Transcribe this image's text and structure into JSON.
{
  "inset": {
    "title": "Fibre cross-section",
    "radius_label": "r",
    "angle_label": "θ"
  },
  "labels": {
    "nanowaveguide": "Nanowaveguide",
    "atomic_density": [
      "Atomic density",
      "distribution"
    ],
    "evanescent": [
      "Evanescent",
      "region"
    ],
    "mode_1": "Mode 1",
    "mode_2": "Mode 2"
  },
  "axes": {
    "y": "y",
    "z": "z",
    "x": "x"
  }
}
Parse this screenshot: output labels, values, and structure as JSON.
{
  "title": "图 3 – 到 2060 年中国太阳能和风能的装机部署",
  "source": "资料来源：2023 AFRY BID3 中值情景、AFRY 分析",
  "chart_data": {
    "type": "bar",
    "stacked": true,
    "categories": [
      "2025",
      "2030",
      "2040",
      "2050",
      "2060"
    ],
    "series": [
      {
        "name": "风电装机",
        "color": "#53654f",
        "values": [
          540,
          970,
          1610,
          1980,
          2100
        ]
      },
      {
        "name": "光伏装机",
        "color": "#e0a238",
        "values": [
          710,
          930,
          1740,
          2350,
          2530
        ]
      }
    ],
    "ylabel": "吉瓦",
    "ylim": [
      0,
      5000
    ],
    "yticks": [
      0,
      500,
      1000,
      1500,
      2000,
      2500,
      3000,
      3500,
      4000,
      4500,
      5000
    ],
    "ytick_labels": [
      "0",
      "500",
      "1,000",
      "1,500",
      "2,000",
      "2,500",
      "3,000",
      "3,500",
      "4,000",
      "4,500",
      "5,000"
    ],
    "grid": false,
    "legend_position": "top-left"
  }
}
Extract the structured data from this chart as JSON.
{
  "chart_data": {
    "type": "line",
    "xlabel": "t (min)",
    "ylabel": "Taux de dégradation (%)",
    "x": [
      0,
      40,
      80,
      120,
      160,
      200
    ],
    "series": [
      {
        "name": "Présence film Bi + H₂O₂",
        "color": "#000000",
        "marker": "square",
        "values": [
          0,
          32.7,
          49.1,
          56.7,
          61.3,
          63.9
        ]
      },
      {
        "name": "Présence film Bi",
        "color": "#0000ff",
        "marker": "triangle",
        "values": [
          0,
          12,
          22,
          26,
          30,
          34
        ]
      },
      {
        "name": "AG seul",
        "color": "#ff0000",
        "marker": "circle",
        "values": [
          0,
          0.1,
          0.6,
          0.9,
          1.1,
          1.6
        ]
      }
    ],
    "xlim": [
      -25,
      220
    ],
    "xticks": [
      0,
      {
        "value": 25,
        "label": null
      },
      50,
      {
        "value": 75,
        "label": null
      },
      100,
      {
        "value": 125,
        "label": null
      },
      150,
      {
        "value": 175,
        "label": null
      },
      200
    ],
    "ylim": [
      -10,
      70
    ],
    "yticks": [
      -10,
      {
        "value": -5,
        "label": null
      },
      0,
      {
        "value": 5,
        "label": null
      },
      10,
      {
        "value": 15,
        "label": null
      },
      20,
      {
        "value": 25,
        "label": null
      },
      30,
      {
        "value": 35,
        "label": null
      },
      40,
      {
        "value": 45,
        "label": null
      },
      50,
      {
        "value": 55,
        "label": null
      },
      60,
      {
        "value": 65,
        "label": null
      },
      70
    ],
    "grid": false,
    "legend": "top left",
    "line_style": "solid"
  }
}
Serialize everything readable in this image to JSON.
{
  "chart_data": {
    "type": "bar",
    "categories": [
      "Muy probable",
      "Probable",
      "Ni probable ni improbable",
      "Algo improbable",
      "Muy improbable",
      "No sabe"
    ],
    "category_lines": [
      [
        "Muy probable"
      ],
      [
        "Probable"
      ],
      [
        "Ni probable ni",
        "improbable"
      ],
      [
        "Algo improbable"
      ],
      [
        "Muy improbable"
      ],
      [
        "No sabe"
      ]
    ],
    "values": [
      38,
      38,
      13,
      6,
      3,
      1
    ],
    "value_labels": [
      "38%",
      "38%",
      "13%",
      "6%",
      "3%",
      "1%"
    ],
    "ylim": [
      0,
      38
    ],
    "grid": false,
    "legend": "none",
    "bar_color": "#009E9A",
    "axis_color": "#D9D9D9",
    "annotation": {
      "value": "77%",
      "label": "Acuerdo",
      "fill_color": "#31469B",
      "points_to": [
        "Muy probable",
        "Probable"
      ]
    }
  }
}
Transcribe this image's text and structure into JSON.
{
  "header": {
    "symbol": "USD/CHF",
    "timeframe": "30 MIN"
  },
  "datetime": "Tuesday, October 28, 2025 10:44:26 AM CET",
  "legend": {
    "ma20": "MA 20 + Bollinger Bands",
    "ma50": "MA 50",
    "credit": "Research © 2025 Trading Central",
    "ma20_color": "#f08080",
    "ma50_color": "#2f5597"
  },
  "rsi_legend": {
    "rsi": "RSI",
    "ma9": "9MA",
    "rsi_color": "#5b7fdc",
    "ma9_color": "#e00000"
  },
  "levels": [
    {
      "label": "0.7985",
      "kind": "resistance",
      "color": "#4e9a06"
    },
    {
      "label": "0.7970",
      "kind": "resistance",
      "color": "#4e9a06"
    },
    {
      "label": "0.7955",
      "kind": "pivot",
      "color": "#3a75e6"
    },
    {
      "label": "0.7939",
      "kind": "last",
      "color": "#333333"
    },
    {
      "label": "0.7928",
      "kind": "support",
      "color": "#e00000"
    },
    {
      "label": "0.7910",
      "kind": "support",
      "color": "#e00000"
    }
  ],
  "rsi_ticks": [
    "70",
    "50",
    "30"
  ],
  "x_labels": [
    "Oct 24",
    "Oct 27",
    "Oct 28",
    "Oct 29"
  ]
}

- - -

* [Stated problem] Please repeat the listing exactly, with nothing left out.

* [Solution]
Transcribe this image's text and structure into JSON.
{
  "inset": {
    "title": "Fibre cross-section",
    "radius_label": "r",
    "angle_label": "θ"
  },
  "labels": {
    "nanowaveguide": "Nanowaveguide",
    "atomic_density": [
      "Atomic density",
      "distribution"
    ],
    "evanescent": [
      "Evanescent",
      "region"
    ],
    "mode_1": "Mode 1",
    "mode_2": "Mode 2"
  },
  "axes": {
    "y": "y",
    "z": "z",
    "x": "x"
  }
}
Parse this screenshot: output labels, values, and structure as JSON.
{
  "title": "图 3 – 到 2060 年中国太阳能和风能的装机部署",
  "source": "资料来源：2023 AFRY BID3 中值情景、AFRY 分析",
  "chart_data": {
    "type": "bar",
    "stacked": true,
    "categories": [
      "2025",
      "2030",
      "2040",
      "2050",
      "2060"
    ],
    "series": [
      {
        "name": "风电装机",
        "color": "#53654f",
        "values": [
          540,
          970,
          1610,
          1980,
          2100
        ]
      },
      {
        "name": "光伏装机",
        "color": "#e0a238",
        "values": [
          710,
          930,
          1740,
          2350,
          2530
        ]
      }
    ],
    "ylabel": "吉瓦",
    "ylim": [
      0,
      5000
    ],
    "yticks": [
      0,
      500,
      1000,
      1500,
      2000,
      2500,
      3000,
      3500,
      4000,
      4500,
      5000
    ],
    "ytick_labels": [
      "0",
      "500",
      "1,000",
      "1,500",
      "2,000",
      "2,500",
      "3,000",
      "3,500",
      "4,000",
      "4,500",
      "5,000"
    ],
    "grid": false,
    "legend_position": "top-left"
  }
}
Extract the structured data from this chart as JSON.
{
  "chart_data": {
    "type": "line",
    "xlabel": "t (min)",
    "ylabel": "Taux de dégradation (%)",
    "x": [
      0,
      40,
      80,
      120,
      160,
      200
    ],
    "series": [
      {
        "name": "Présence film Bi + H₂O₂",
        "color": "#000000",
        "marker": "square",
        "values": [
          0,
          32.7,
          49.1,
          56.7,
          61.3,
          63.9
        ]
      },
      {
        "name": "Présence film Bi",
        "color": "#0000ff",
        "marker": "triangle",
        "values": [
          0,
          12,
          22,
          26,
          30,
          34
        ]
      },
      {
        "name": "AG seul",
        "color": "#ff0000",
        "marker": "circle",
        "values": [
          0,
          0.1,
          0.6,
          0.9,
          1.1,
          1.6
        ]
      }
    ],
    "xlim": [
      -25,
      220
    ],
    "xticks": [
      0,
      {
        "value": 25,
        "label": null
      },
      50,
      {
        "value": 75,
        "label": null
      },
      100,
      {
        "value": 125,
        "label": null
      },
      150,
      {
        "value": 175,
        "label": null
      },
      200
    ],
    "ylim": [
      -10,
      70
    ],
    "yticks": [
      -10,
      {
        "value": -5,
        "label": null
      },
      0,
      {
        "value": 5,
        "label": null
      },
      10,
      {
        "value": 15,
        "label": null
      },
      20,
      {
        "value": 25,
        "label": null
      },
      30,
      {
        "value": 35,
        "label": null
      },
      40,
      {
        "value": 45,
        "label": null
      },
      50,
      {
        "value": 55,
        "label": null
      },
      60,
      {
        "value": 65,
        "label": null
      },
      70
    ],
    "grid": false,
    "legend": "top left",
    "line_style": "solid"
  }
}
Serialize everything readable in this image to JSON.
{
  "chart_data": {
    "type": "bar",
    "categories": [
      "Muy probable",
      "Probable",
      "Ni probable ni improbable",
      "Algo improbable",
      "Muy improbable",
      "No sabe"
    ],
    "category_lines": [
      [
        "Muy probable"
      ],
      [
        "Probable"
      ],
      [
        "Ni probable ni",
        "improbable"
      ],
      [
        "Algo improbable"
      ],
      [
        "Muy improbable"
      ],
      [
        "No sabe"
      ]
    ],
    "values": [
      38,
      38,
      13,
      6,
      3,
      1
    ],
    "value_labels": [
      "38%",
      "38%",
      "13%",
      "6%",
      "3%",
      "1%"
    ],
    "ylim": [
      0,
      38
    ],
    "grid": false,
    "legend": "none",
    "bar_color": "#009E9A",
    "axis_color": "#D9D9D9",
    "annotation": {
      "value": "77%",
      "label": "Acuerdo",
      "fill_color": "#31469B",
      "points_to": [
        "Muy probable",
        "Probable"
      ]
    }
  }
}
Transcribe this image's text and structure into JSON.
{
  "header": {
    "symbol": "USD/CHF",
    "timeframe": "30 MIN"
  },
  "datetime": "Tuesday, October 28, 2025 10:44:26 AM CET",
  "legend": {
    "ma20": "MA 20 + Bollinger Bands",
    "ma50": "MA 50",
    "credit": "Research © 2025 Trading Central",
    "ma20_color": "#f08080",
    "ma50_color": "#2f5597"
  },
  "rsi_legend": {
    "rsi": "RSI",
    "ma9": "9MA",
    "rsi_color": "#5b7fdc",
    "ma9_color": "#e00000"
  },
  "levels": [
    {
      "label": "0.7985",
      "kind": "resistance",
      "color": "#4e9a06"
    },
    {
      "label": "0.7970",
      "kind": "resistance",
      "color": "#4e9a06"
    },
    {
      "label": "0.7955",
      "kind": "pivot",
      "color": "#3a75e6"
    },
    {
      "label": "0.7939",
      "kind": "last",
      "color": "#333333"
    },
    {
      "label": "0.7928",
      "kind": "support",
      "color": "#e00000"
    },
    {
      "label": "0.7910",
      "kind": "support",
      "color": "#e00000"
    }
  ],
  "rsi_ticks": [
    "70",
    "50",
    "30"
  ],
  "x_labels": [
    "Oct 24",
    "Oct 27",
    "Oct 28",
    "Oct 29"
  ]
}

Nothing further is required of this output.